_Provided text_
I am about to blast through Lac La Hache; I only stopped to photograph a raven, but I slow down, and cross the street. The little old lady in the cowboy hat, hiking boots, and flowered dress beckons me over.

“I don’t want you getting too hot and thirsty,” she tells me, “I’m just in the room over on the end, here…”

I follow her; a life on the road taught me to always talk to strangers. Doesn’t matter if it’s Kurdistan or Cache Creek; Ninety percent of people who invite a traveling cyclist to stop just want to offer lunch, or something to drink, and she is definitely harmless.  I’m not going to make Horsefly by nightfall. I knew that when I was having “breakfast” in 100 Mile House at one in the afternoon.

“Where are you going?” she asks.

“I’m going to 150 Mile House.”

I re-adjust one of the straps holding my pack to my home-made duct tape bicycle panniers. She looks at me like I am completely bonkers.

“Well, North. But I’ve always been curious about Horsefly and Likely, Barkerville, Wells, that area.”

“Oh, me too!”

Celeste is also a lifelong traveler, and spent her life hitchhiking around B.C. “But it’s so hard for me, with the birds, and my art supplies…”  Three budgies and a small parakeet met me at the door of her unit.  There are seeds all over the floor.

“The only water is through there, from the bathroom…”

The walls are covered in abstract-looking oil paintings of wings, feathers, bright swirls of carefully and expertly applied colour; there is a sense of movement, lightness, flight.  She could easily sell a couple pieces in a coffee shop. There are books everywhere, all secondhand. A field guide to North American mushrooms. Anatomy for Artists. Paul Theroux’s Dark Star Safari. A half-finished table with carved swooping birds of prey sits in a pile of wood shavings, next to an antique lamp and a pile of picture frames. The framing supplies are stacked everywhere; there is barely room to walk to the bathroom.

I tell her about my trip, from Powell River to Horseshoe Bay, then on to Squamish, Pemberton, Bralorne, Lillooet, Cache Creek, Kamloops, Little Fort, Hundred Mile House. How my last bike trip came to an unexpected halt after a traffic accident in Istanbul, and I found myself back in Canada, alone and unemployed, and living in my parents’ basement long after my injuries had healed. How my Dad still had this bicycle I’d bought back in junior high, my very first one, and I had some duct tape, and tools, and time.

She tells me she came through Pemberton and Lillooet as well, years ago, as an artist.  She tried living in Whistler, but it got too expensive. People were rude, dismissive. She was looking for another place to settle, sell some paintings, find the space to start her new project: upcycled furniture. Lac La Hache, it turned out, had no market for it.

“And the rent is so expensive everywhere. I wanted to try Horsefly but there is a mine there, so people with money take all the accommodation.”

I make a note to apply at the mine.

“Would you consider renting a U-Haul with me?” she asks. She was on her way, well, somewhere. Horsefly? Stewart? Dawson? Faro?

I tell her no, I will probably stop in Prince George for a while.

_Extracted entries_
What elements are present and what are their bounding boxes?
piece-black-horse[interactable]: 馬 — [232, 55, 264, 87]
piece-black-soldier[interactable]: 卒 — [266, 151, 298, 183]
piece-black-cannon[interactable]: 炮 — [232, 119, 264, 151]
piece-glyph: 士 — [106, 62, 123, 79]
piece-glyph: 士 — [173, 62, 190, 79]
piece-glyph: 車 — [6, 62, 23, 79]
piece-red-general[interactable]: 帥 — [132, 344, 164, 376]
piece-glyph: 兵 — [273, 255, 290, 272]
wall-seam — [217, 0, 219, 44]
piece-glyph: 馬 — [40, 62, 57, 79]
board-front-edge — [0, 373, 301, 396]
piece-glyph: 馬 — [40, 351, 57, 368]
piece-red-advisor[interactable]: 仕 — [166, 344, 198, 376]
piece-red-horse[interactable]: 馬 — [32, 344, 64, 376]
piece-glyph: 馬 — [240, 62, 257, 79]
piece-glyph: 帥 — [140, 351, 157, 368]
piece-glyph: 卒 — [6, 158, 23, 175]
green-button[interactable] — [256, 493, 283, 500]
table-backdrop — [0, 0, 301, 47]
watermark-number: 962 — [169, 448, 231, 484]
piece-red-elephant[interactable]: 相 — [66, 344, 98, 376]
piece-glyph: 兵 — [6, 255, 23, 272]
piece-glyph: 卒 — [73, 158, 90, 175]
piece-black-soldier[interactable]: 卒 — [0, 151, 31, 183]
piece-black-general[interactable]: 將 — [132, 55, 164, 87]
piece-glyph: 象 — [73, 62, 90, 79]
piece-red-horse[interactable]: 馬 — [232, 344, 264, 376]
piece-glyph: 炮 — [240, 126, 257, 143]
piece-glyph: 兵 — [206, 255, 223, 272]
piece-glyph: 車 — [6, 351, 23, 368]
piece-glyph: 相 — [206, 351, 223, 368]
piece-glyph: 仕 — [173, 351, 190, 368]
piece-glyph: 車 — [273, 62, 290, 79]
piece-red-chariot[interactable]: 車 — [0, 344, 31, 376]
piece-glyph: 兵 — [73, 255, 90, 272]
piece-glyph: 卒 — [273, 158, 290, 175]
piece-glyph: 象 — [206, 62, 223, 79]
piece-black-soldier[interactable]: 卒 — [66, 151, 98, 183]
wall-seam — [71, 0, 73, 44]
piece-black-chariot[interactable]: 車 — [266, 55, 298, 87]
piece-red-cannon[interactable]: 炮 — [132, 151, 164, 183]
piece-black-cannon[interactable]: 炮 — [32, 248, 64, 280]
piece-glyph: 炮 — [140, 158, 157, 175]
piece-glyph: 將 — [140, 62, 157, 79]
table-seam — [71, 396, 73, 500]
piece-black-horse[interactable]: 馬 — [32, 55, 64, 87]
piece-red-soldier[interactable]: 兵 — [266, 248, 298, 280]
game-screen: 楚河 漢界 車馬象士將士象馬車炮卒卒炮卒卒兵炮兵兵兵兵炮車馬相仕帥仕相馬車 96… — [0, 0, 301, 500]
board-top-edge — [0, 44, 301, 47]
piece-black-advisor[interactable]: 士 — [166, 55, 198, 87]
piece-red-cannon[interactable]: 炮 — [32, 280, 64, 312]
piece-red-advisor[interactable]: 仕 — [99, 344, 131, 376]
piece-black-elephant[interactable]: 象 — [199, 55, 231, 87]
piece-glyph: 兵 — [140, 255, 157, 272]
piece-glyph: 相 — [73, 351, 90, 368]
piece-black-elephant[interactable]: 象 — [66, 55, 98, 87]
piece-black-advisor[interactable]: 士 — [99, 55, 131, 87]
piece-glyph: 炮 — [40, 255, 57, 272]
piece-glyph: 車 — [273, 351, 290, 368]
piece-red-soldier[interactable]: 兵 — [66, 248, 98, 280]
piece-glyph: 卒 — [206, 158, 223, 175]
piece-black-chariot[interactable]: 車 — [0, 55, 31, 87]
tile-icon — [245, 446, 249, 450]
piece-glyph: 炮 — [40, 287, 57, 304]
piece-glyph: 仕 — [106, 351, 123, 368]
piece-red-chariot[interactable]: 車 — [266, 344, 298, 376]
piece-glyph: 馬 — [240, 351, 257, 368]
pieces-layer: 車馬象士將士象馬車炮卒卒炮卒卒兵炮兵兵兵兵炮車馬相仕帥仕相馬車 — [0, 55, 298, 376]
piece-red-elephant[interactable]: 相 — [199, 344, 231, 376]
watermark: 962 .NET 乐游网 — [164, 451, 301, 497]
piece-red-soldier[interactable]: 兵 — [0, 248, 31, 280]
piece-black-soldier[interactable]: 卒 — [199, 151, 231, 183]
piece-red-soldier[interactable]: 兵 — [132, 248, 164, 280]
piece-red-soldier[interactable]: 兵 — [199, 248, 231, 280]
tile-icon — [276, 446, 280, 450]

_Short exercise 1_
Retype the cycling story about Lac La Hache, placed above the items, from "I follow her;" to "am completely bonkers.", inclusive.
_Short exercise 2_
In the cycling story about Lac La Hache, what kind of furniture did Celeste want to start making?
_Short exercise 3_
Carry on the cycling story about Lac La Hache, picking up after its final sentence.

_Expected answer 1_
I follow her; a life on the road taught me to always talk to strangers. Doesn’t matter if it’s Kurdistan or Cache Creek; Ninety percent of people who invite a traveling cyclist to stop just want to offer lunch, or something to drink, and she is definitely harmless.  I’m not going to make Horsefly by nightfall. I knew that when I was having “breakfast” in 100 Mile House at one in the afternoon.

“Where are you going?” she asks.

“I’m going to 150 Mile House.”

I re-adjust one of the straps holding my pack to my home-made duct tape bicycle panniers. She looks at me like I am completely bonkers.

_Expected answer 2_
Upcycled furniture.

_Expected answer 3_
“I could drop you in Prince George,” she offers.

This will cost me about $400. I tell her that while I do not mind helping out a fellow traveler, I don’t require a U-Haul as everything I own fits on my back, or on the back of my bicycle.

Besides, I’m not looking for a ride. I try to tell her about my last trip, through Asia and the Middle East, my three years on the road. How traveling by bicycle is my default, and my passion. I do this whenever I am not working, because it makes me feel the most alive. Makes everything else not matter.

“You have friends in Prince George?” she asks, wondering why I would not just go straight there, get in a shelter, start collecting a welfare check, or live on my friend’s couch.

Phil and his guys were from Prince George. I intend to call them about a labour job when I get there, or a possible welding apprenticeship. Unless I decide to ride to Alaska. I might still do that.

I try to explain that it isn’t my objective to use social services, that I don’t need to. That I can afford the next year of exploring B.C. if nothing else works out. Serve coffee in a random country town, work in a campground or provincial park, WWOOF.

She still suggests that I go straight to Prince George, avoiding Horsefly, implying that I’d likely be run out of town, but would probably be treated more kindly than she was if for only the reason that I still look like I’m twenty-four, and young people are allowed to live like this.

I wonder how long I really can live like this, how fine the line is, between the bicycle tourist and the homeless person who travels by bicycle.  If that line was my thirtieth birthday, back in Lillooet, celebrated with a case of beer in Phil’s campsite, or if that line was crossed when I returned to B.C., if I stopped being a traveller and started being an undesirable when it stopped being about exploring other cultures, when I stopped camping and living off of ramen noodles in Thailand and China and started doing it on the side of highway 97.

“Do you have any skills?”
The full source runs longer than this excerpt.